═════ Extrait choisi

La politique des social-chauvins, qui justifient la guerre du point de vue bourgeois sur le mouvement de libération, qui admettent la « défense de la patrie », qui votent les crédits, qui entrent dans les ministères, etc., est donc une trahison pure et simple du socialisme, qui ne s'explique, comme on le verra plus loin, que par la victoire de l'opportunisme et de la politique ouvrière national libérale au sein de la majorité des partis européens.

Les fausses références à Marx et Engels

Les social-chauvins russes (Plékhanov en tête) invoquent la tactique de Marx dans la guerre de 1870 ; les social-chauvins allemands (genre Lensch, David et Cie) invoquent les déclarations d'Engels en 1891 sur la nécessité pour les socialistes allemands de défendre la patrie en cas de guerre contre la Russie et la France réunies ; enfin, les social-chauvins genre Kautsky, désireux de transiger avec le chauvinisme international et de le légitimer, invoquent le fait que Marx et Engels, tout en condamnant les guerres, se sont néanmoins chaque fois rangés, de 1854-1855 à 1870-1871 et en 1876-1877, du côté de tel ou tel État belligérant, une fois le conflit malgré tout déclenché.

══════════

- _Liste des tâches_:
(a) D'après l'extrait sur le social-chauvinisme, de quelle année datent les déclarations d'Engels qu'invoquent les social-chauvins allemands ?
(b) Prolongez l'extrait sur le social-chauvinisme au-delà de sa dernière phrase.

═════ Informations affichées

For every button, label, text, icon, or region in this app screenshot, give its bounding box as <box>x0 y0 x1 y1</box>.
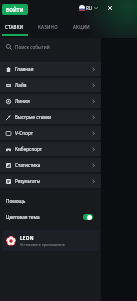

══════════

- _Réponses par tâche_:
(a) Elles datent de 1891.

(b)
Toutes ces références déforment d'une façon révoltante les conceptions de Marx et d'Engels par complaisance pour la bourgeoisie et les opportunistes, de même que les écrits des anarchistes (les Guillaume et Cie) dénaturent les conceptions de Marx et d'Engels pour justifier l'anarchisme. La guerre de 1870 1871 a été, du côté de l'Allemagne, une guerre historiquement progressive jusqu'à la défaite de Napoléon III qui, de concert avec le tsar, avait longtemps opprimé l'Allemagne en y maintenant le morcellement féodal. Dès que la guerre eut tourné au pillage de la France (annexion de l'Alsace et de la Lorraine), Marx et Engels condamnèrent résolument les Allemands. Au reste, dès le début de cette guerre, Marx et Engels avaient approuvé le refus de Bebel et de Liebknecht de voter les crédits et recommandé à la social-démocratie de ne pas faire bloc avec la bourgeoisie, mais de lutter pour la sauvegarde des intérêts de classe particuliers du prolétariat. Appliquer le jugement porté sur cette guerre progressive bourgeoise et de libération nationale à la guerre impérialiste actuelle, c'est se moquer de la vérité. Il en va de même, de façon encore plus frappante, pour la guerre de 1854 1855 et pour toutes les guerres menées au XIX• siècle, alors que n'existaient ni l'impérialisme actuel, ni les conditions objectives déjà mûres du socialisme, ni des partis socialistes de masse dans tous les pays belligérants, c'est à dire à une époque où faisaient précisément défaut les conditions d'où le Manifeste de Bâle dégageait la tactique de la « révolution prolétarienne » en relation avec la guerre entre les grandes puissances.

Invoquer aujourd'hui l'attitude de Marx à l'égard des guerres de l'époque de la bourgeoisie progressive et oublier les paroles de Marx : « Les ouvriers n'ont pas de patrie », paroles qui se rapportent justement à l'époque de la bourgeoisie réactionnaire qui a fait son temps, à l'époque de la révolution socialiste, c'est déformer cyniquement la pensée de Marx et substituer au point de vue socialiste le point de vue bourgeois.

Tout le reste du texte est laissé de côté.